[Problem]
Leave out the pictures and reproduce all of the data exactly.

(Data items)
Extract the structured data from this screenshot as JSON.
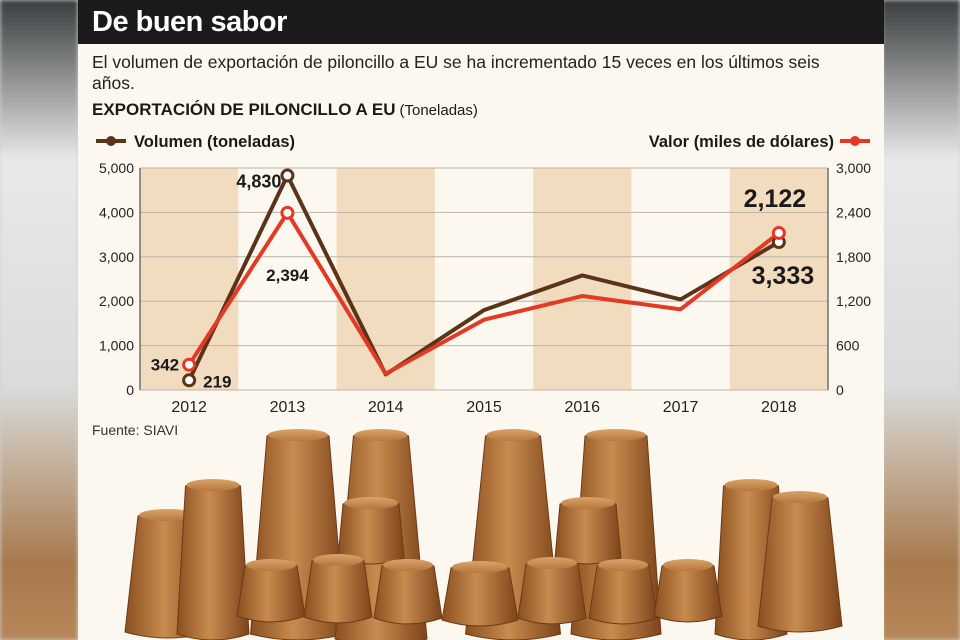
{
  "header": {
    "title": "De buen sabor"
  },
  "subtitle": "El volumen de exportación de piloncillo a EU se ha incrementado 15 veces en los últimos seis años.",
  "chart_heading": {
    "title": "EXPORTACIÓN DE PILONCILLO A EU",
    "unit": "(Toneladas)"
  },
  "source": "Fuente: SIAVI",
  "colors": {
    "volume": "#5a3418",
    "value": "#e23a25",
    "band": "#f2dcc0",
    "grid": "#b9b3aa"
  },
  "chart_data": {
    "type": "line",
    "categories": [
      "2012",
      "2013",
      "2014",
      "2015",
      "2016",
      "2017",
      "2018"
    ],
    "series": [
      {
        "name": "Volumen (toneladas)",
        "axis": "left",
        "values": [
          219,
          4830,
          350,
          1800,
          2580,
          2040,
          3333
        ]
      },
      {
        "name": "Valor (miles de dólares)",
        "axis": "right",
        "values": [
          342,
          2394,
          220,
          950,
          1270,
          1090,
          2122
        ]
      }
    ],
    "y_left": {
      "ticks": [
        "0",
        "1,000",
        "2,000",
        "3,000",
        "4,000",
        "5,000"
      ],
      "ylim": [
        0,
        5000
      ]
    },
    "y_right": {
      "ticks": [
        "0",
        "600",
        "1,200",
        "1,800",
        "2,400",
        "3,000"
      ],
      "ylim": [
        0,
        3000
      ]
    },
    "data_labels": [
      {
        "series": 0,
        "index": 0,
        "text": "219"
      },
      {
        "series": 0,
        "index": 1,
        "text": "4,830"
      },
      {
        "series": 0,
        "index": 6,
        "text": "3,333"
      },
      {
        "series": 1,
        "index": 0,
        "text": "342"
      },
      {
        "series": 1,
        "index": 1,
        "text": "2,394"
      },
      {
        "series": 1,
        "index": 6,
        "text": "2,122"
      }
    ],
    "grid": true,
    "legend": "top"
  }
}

[Task output]
Extract the structured data from this screenshot as JSON.
{
  "header": {
    "title": "De buen sabor"
  },
  "subtitle": "El volumen de exportación de piloncillo a EU se ha incrementado 15 veces en los últimos seis años.",
  "chart_heading": {
    "title": "EXPORTACIÓN DE PILONCILLO A EU",
    "unit": "(Toneladas)"
  },
  "source": "Fuente: SIAVI",
  "colors": {
    "volume": "#5a3418",
    "value": "#e23a25",
    "band": "#f2dcc0",
    "grid": "#b9b3aa"
  },
  "chart_data": {
    "type": "line",
    "categories": [
      "2012",
      "2013",
      "2014",
      "2015",
      "2016",
      "2017",
      "2018"
    ],
    "series": [
      {
        "name": "Volumen (toneladas)",
        "axis": "left",
        "values": [
          219,
          4830,
          350,
          1800,
          2580,
          2040,
          3333
        ]
      },
      {
        "name": "Valor (miles de dólares)",
        "axis": "right",
        "values": [
          342,
          2394,
          220,
          950,
          1270,
          1090,
          2122
        ]
      }
    ],
    "y_left": {
      "ticks": [
        "0",
        "1,000",
        "2,000",
        "3,000",
        "4,000",
        "5,000"
      ],
      "ylim": [
        0,
        5000
      ]
    },
    "y_right": {
      "ticks": [
        "0",
        "600",
        "1,200",
        "1,800",
        "2,400",
        "3,000"
      ],
      "ylim": [
        0,
        3000
      ]
    },
    "data_labels": [
      {
        "series": 0,
        "index": 0,
        "text": "219"
      },
      {
        "series": 0,
        "index": 1,
        "text": "4,830"
      },
      {
        "series": 0,
        "index": 6,
        "text": "3,333"
      },
      {
        "series": 1,
        "index": 0,
        "text": "342"
      },
      {
        "series": 1,
        "index": 1,
        "text": "2,394"
      },
      {
        "series": 1,
        "index": 6,
        "text": "2,122"
      }
    ],
    "grid": true,
    "legend": "top"
  }
}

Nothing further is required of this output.